*Work required*:
Below are the entries; count the lines in them that contain the word "panel" and give only the number.

*Given information*:
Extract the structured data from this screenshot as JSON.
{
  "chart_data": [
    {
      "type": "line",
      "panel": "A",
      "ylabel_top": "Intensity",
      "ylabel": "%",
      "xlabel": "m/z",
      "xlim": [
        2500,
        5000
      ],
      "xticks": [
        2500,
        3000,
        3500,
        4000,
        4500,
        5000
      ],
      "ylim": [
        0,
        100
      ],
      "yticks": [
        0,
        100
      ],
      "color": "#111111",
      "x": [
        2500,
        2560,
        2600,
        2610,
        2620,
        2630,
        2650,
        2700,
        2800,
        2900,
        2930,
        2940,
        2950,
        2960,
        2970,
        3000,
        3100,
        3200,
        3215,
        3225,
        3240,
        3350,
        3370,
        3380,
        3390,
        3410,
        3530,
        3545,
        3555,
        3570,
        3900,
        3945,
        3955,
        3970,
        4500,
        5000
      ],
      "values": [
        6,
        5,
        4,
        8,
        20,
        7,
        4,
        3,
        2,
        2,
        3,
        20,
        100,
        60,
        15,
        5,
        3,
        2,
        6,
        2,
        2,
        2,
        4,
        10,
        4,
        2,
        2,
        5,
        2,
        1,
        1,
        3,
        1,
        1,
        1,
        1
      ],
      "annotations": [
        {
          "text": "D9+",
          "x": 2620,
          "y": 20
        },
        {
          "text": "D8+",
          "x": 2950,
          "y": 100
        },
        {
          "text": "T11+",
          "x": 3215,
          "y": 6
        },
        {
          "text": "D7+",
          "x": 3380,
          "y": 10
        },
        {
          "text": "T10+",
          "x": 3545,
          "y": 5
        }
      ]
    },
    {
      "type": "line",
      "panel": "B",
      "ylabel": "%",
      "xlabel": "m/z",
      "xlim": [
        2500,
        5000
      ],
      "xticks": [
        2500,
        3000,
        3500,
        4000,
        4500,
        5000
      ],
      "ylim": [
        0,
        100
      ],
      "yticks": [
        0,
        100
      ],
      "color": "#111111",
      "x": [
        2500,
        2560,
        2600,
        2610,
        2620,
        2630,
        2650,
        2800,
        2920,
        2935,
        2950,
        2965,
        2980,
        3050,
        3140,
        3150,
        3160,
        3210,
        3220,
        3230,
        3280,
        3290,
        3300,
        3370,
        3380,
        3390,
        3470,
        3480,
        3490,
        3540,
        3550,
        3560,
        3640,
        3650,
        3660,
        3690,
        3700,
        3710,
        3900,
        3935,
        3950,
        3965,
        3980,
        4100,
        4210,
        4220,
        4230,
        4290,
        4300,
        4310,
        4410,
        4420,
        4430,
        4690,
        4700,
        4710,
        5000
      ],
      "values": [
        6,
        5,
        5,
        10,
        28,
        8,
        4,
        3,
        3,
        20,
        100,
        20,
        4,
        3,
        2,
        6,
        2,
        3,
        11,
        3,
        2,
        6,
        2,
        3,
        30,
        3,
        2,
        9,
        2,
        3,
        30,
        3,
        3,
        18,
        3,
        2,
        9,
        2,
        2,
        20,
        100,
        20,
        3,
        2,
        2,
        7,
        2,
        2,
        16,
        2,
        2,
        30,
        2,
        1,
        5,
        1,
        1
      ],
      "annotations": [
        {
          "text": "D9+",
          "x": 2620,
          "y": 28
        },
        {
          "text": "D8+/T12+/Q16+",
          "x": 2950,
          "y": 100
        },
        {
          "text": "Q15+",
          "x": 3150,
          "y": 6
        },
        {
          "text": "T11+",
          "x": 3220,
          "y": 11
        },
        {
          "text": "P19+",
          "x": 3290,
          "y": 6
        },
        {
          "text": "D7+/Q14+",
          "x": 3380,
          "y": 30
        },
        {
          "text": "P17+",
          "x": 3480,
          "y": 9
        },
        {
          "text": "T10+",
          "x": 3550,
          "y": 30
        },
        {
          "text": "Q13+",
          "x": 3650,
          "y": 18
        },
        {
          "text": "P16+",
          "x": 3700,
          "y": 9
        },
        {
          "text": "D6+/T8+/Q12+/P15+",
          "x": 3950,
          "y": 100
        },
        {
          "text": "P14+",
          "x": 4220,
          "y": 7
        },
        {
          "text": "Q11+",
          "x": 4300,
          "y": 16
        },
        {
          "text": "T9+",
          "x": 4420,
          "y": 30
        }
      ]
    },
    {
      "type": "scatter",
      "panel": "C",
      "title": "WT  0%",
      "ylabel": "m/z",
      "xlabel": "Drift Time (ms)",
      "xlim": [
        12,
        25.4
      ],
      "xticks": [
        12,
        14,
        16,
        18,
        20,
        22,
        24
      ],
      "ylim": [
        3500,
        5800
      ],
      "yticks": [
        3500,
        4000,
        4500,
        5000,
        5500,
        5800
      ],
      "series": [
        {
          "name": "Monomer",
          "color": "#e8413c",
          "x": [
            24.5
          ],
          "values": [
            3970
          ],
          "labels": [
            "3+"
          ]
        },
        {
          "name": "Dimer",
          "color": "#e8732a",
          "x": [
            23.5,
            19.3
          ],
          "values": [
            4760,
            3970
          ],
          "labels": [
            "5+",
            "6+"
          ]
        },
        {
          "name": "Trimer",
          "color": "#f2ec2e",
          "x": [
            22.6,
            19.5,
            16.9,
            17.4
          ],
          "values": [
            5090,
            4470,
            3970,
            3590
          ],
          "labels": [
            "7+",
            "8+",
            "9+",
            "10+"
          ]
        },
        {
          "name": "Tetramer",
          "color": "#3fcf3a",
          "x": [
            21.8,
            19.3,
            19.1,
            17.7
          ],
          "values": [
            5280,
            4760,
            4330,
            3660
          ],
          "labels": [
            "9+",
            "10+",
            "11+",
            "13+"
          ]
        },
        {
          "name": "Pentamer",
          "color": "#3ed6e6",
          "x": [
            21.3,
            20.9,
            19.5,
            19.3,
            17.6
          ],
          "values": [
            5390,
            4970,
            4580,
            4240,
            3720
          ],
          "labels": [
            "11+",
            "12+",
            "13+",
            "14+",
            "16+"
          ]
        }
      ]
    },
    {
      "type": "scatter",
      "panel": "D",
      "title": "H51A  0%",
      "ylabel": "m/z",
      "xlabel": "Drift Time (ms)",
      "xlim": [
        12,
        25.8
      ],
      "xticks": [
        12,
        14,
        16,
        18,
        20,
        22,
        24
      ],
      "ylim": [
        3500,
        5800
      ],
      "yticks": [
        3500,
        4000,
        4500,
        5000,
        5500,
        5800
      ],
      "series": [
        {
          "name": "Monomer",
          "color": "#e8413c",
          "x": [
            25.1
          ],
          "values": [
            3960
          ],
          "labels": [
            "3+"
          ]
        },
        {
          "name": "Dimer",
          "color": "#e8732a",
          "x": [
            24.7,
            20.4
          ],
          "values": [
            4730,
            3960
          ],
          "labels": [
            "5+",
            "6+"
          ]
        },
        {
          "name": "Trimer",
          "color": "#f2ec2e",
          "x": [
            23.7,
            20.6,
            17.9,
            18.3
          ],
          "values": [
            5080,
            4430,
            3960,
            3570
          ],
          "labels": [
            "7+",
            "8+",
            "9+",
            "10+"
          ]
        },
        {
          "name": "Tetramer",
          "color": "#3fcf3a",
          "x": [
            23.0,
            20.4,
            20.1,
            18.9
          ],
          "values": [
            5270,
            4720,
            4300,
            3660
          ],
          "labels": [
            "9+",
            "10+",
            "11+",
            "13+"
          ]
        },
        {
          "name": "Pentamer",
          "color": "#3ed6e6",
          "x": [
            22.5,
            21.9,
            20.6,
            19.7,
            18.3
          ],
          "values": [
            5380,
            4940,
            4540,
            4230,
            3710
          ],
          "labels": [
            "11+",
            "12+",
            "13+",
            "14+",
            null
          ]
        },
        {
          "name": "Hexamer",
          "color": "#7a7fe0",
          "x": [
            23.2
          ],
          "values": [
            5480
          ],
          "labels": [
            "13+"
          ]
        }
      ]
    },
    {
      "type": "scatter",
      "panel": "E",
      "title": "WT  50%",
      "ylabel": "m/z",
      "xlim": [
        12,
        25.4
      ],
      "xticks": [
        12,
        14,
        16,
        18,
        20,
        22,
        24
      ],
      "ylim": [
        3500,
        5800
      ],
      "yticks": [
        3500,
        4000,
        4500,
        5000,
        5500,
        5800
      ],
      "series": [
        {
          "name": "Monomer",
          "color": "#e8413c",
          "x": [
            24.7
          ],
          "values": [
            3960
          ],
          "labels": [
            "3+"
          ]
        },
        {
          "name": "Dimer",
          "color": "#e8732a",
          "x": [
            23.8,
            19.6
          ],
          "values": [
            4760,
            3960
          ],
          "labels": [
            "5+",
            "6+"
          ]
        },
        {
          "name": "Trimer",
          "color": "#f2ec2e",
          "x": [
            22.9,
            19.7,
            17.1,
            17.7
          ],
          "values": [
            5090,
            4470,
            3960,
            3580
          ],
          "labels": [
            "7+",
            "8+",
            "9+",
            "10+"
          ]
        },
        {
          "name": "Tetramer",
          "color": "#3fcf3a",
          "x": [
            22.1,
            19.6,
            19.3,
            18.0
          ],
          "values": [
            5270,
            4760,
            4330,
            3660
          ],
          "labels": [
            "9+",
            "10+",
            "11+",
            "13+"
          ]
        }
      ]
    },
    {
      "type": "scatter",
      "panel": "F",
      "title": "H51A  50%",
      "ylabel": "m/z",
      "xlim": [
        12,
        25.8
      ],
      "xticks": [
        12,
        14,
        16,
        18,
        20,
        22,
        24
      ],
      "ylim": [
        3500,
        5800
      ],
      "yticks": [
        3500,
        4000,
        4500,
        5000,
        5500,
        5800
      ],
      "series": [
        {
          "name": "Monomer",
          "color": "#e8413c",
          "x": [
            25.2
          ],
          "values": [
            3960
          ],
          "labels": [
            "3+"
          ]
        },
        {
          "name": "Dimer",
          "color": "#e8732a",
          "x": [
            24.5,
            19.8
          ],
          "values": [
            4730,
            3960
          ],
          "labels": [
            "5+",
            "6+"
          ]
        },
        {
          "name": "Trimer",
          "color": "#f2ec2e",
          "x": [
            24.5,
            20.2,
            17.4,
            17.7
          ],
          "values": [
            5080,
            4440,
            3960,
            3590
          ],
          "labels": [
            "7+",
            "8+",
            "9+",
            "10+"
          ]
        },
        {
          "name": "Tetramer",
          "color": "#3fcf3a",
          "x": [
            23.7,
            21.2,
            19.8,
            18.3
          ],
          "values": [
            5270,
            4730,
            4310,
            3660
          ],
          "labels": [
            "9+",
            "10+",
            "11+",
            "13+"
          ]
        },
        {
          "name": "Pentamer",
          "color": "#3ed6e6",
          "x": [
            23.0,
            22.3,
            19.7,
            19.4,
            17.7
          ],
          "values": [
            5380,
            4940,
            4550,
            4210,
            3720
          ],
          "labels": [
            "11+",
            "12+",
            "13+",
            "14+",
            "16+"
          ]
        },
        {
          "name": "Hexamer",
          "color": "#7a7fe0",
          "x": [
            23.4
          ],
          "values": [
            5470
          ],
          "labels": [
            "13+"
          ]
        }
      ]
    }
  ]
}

*Output of the task*:
6